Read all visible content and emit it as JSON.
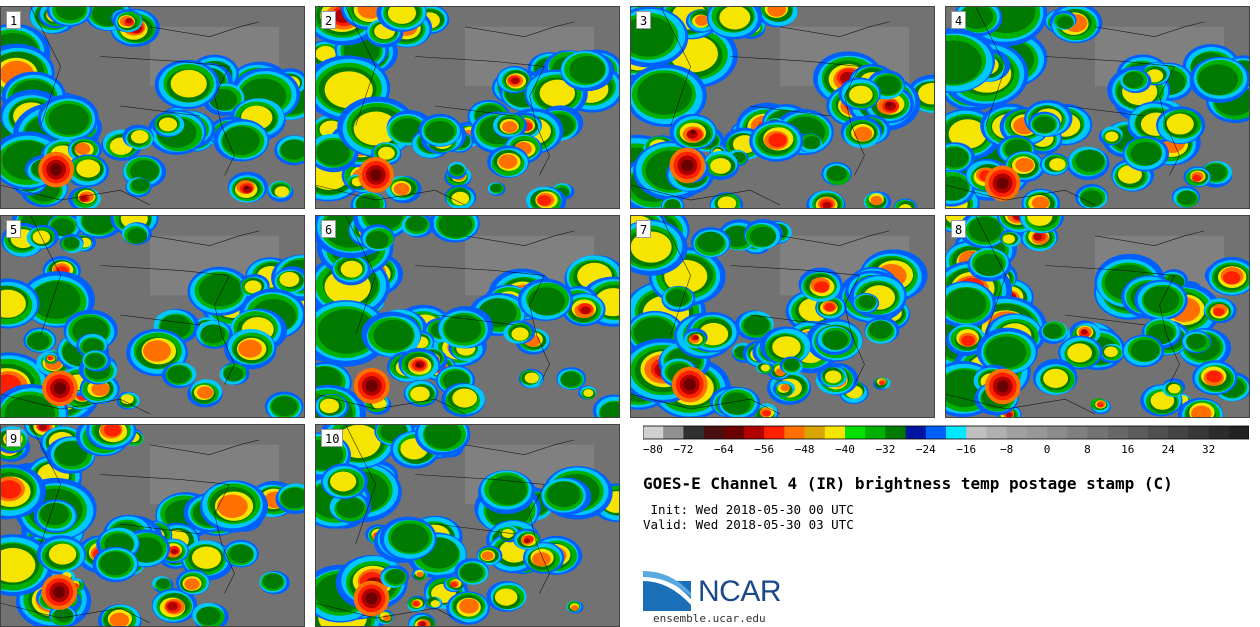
{
  "panels": [
    {
      "label": "1"
    },
    {
      "label": "2"
    },
    {
      "label": "3"
    },
    {
      "label": "4"
    },
    {
      "label": "5"
    },
    {
      "label": "6"
    },
    {
      "label": "7"
    },
    {
      "label": "8"
    },
    {
      "label": "9"
    },
    {
      "label": "10"
    }
  ],
  "colorbar": {
    "colors": [
      "#d0d0d0",
      "#909090",
      "#303030",
      "#4a1010",
      "#6a0000",
      "#b00000",
      "#ff2000",
      "#ff7000",
      "#d9a500",
      "#f5e500",
      "#00e000",
      "#00b000",
      "#007a00",
      "#0014a0",
      "#0060ff",
      "#00e8ff",
      "#c0c0c0",
      "#b0b0b0",
      "#a0a0a0",
      "#989898",
      "#8c8c8c",
      "#808080",
      "#747474",
      "#686868",
      "#5c5c5c",
      "#505050",
      "#444444",
      "#383838",
      "#2c2c2c",
      "#222222"
    ],
    "tick_labels": [
      "−80",
      "−72",
      "−64",
      "−56",
      "−48",
      "−40",
      "−32",
      "−24",
      "−16",
      "−8",
      "0",
      "8",
      "16",
      "24",
      "32"
    ]
  },
  "title": "GOES-E Channel 4 (IR) brightness temp postage stamp (C)",
  "init": " Init: Wed 2018-05-30 00 UTC",
  "valid": "Valid: Wed 2018-05-30 03 UTC",
  "logo": {
    "text": "NCAR",
    "color": "#1a4a8a"
  },
  "site": "ensemble.ucar.edu"
}
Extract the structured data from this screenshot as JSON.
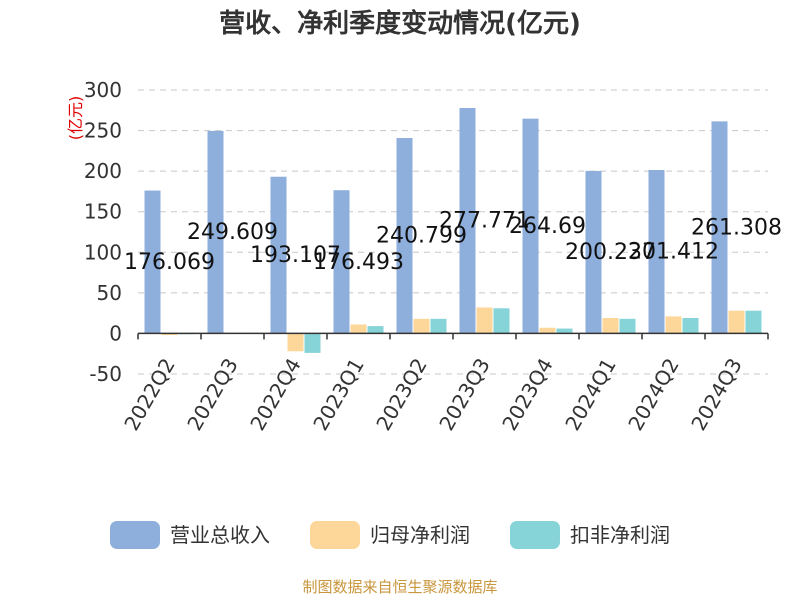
{
  "chart_data": {
    "type": "bar",
    "title": "营收、净利季度变动情况(亿元)",
    "ylabel": "(亿元)",
    "ylim": [
      -50,
      300
    ],
    "yticks": [
      "-50",
      "0",
      "50",
      "100",
      "150",
      "200",
      "250",
      "300"
    ],
    "grid": true,
    "legend_position": "bottom",
    "categories": [
      "2022Q2",
      "2022Q3",
      "2022Q4",
      "2023Q1",
      "2023Q2",
      "2023Q3",
      "2023Q4",
      "2024Q1",
      "2024Q2",
      "2024Q3"
    ],
    "series": [
      {
        "name": "营业总收入",
        "color": "#8eaedc",
        "values": [
          176.069,
          249.609,
          193.107,
          176.493,
          240.799,
          277.771,
          264.69,
          200.237,
          201.412,
          261.308
        ],
        "labels": [
          "176.069",
          "249.609",
          "193.107",
          "176.493",
          "240.799",
          "277.771",
          "264.69",
          "200.237",
          "201.412",
          "261.308"
        ]
      },
      {
        "name": "归母净利润",
        "color": "#fdd79a",
        "values": [
          -2,
          0,
          -22,
          11,
          18,
          32,
          7,
          19,
          21,
          28
        ]
      },
      {
        "name": "扣非净利润",
        "color": "#86d3d8",
        "values": [
          -1,
          0,
          -24,
          9,
          18,
          31,
          6,
          18,
          19,
          28
        ]
      }
    ]
  },
  "source": "制图数据来自恒生聚源数据库"
}
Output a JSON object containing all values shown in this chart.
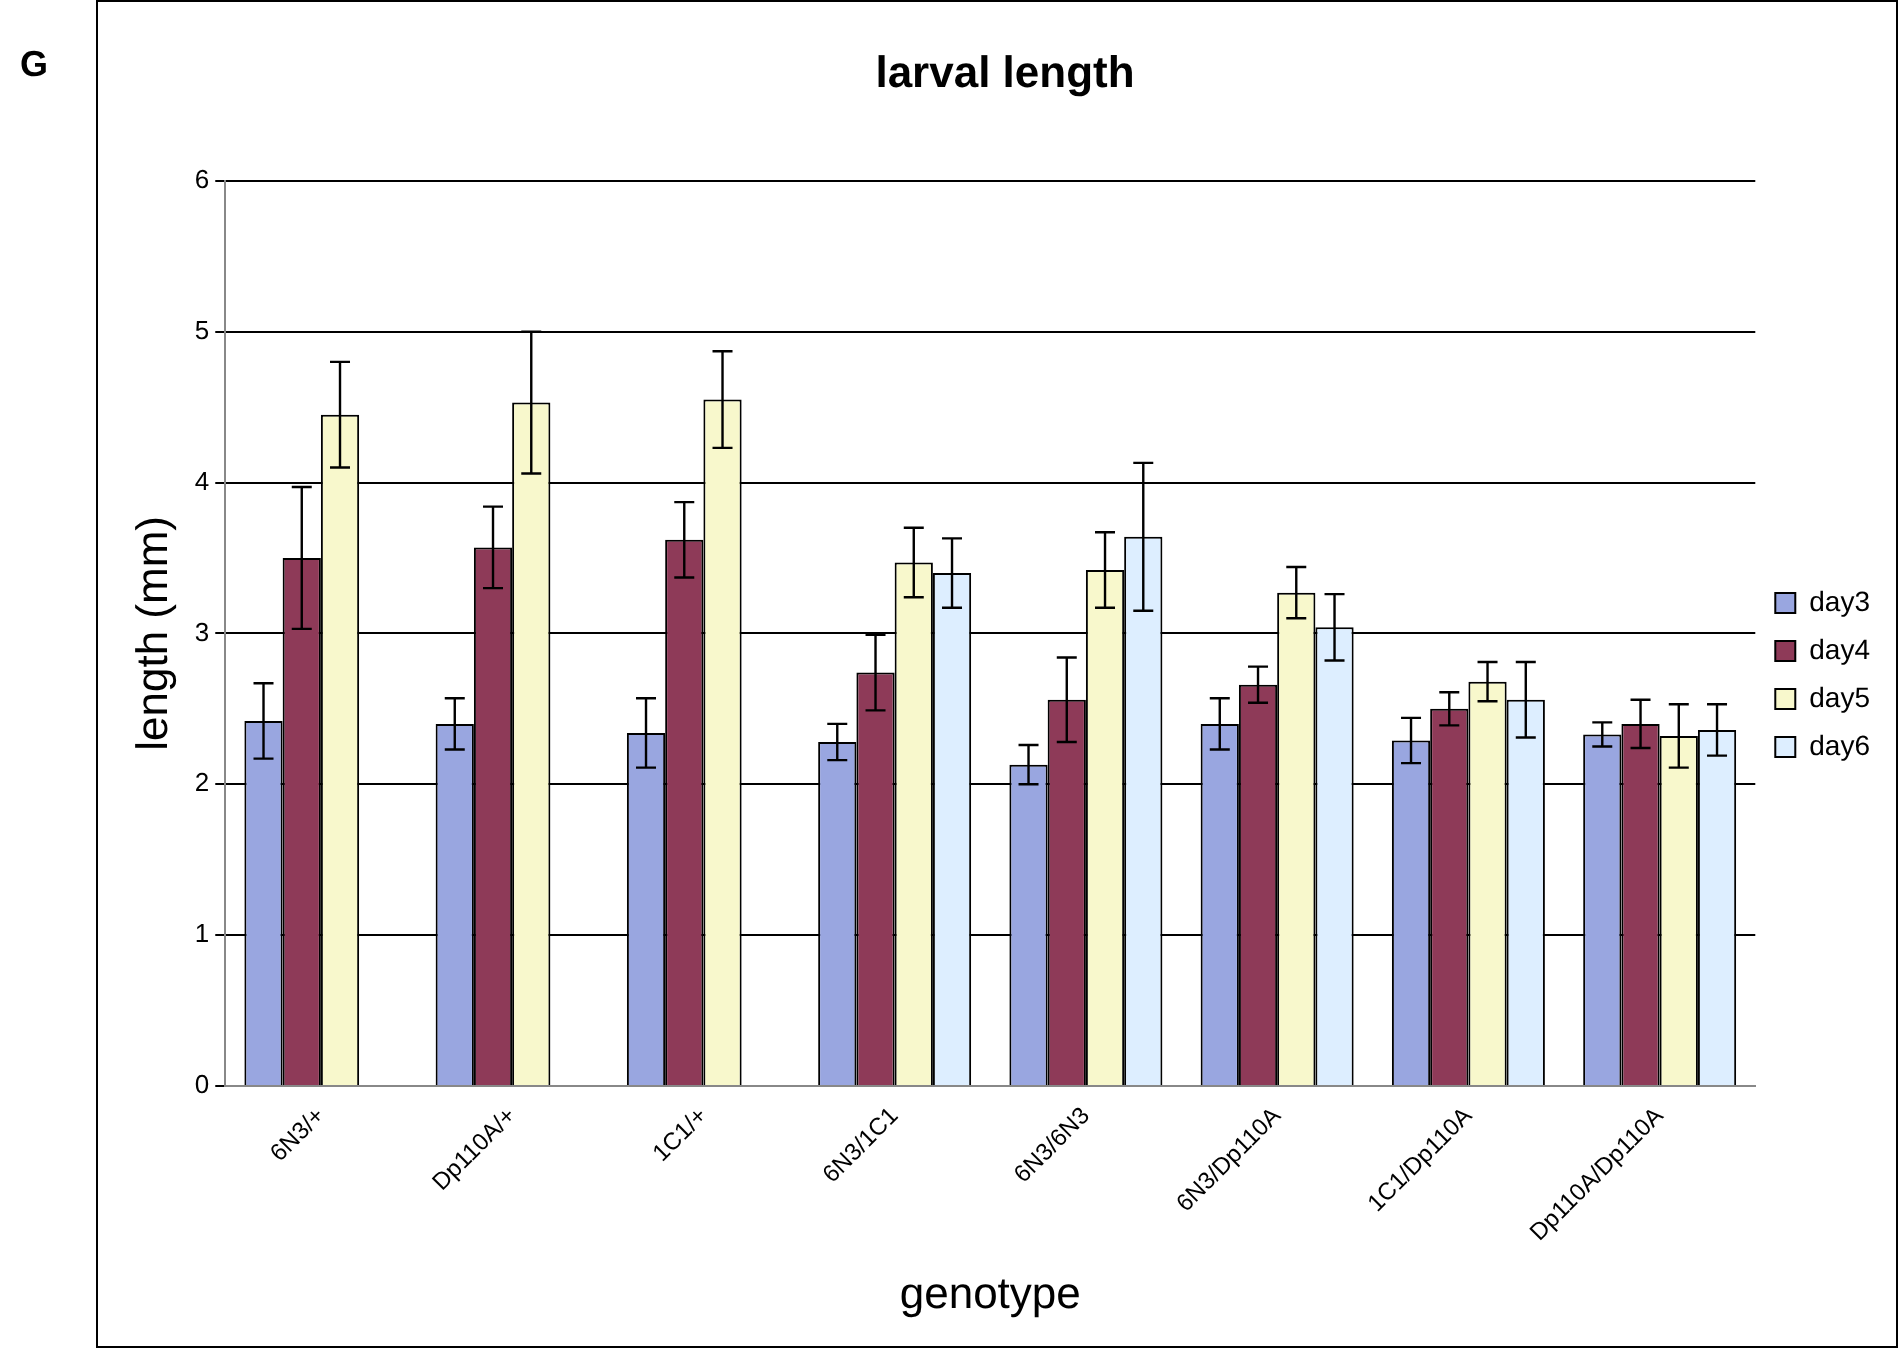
{
  "chart_data": {
    "type": "bar",
    "title": "larval length",
    "xlabel": "genotype",
    "ylabel": "length (mm)",
    "annotations": [
      "G"
    ],
    "categories": [
      "6N3/+",
      "Dp110A/+",
      "1C1/+",
      "6N3/1C1",
      "6N3/6N3",
      "6N3/Dp110A",
      "1C1/Dp110A",
      "Dp110A/Dp110A"
    ],
    "series": [
      {
        "name": "day3",
        "color": "#99a6e0",
        "values": [
          2.42,
          2.4,
          2.34,
          2.28,
          2.13,
          2.4,
          2.29,
          2.33
        ],
        "errors": [
          0.25,
          0.17,
          0.23,
          0.12,
          0.13,
          0.17,
          0.15,
          0.08
        ]
      },
      {
        "name": "day4",
        "color": "#8e3a58",
        "values": [
          3.5,
          3.57,
          3.62,
          2.74,
          2.56,
          2.66,
          2.5,
          2.4
        ],
        "errors": [
          0.47,
          0.27,
          0.25,
          0.25,
          0.28,
          0.12,
          0.11,
          0.16
        ]
      },
      {
        "name": "day5",
        "color": "#f8f8cc",
        "values": [
          4.45,
          4.53,
          4.55,
          3.47,
          3.42,
          3.27,
          2.68,
          2.32
        ],
        "errors": [
          0.35,
          0.47,
          0.32,
          0.23,
          0.25,
          0.17,
          0.13,
          0.21
        ]
      },
      {
        "name": "day6",
        "color": "#ddeeff",
        "values": [
          null,
          null,
          null,
          3.4,
          3.64,
          3.04,
          2.56,
          2.36
        ],
        "errors": [
          null,
          null,
          null,
          0.23,
          0.49,
          0.22,
          0.25,
          0.17
        ]
      }
    ],
    "ylim": [
      0,
      6
    ],
    "yticks": [
      0,
      1,
      2,
      3,
      4,
      5,
      6
    ],
    "grid": "y",
    "legend": "right"
  }
}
.....
Scan the listing above for the word "this" and show each line where it is found.

• [ANSWER BELOW]
Extract the structured data from this screenshot as JSON.
Output a JSON object containing all values shown in this chart.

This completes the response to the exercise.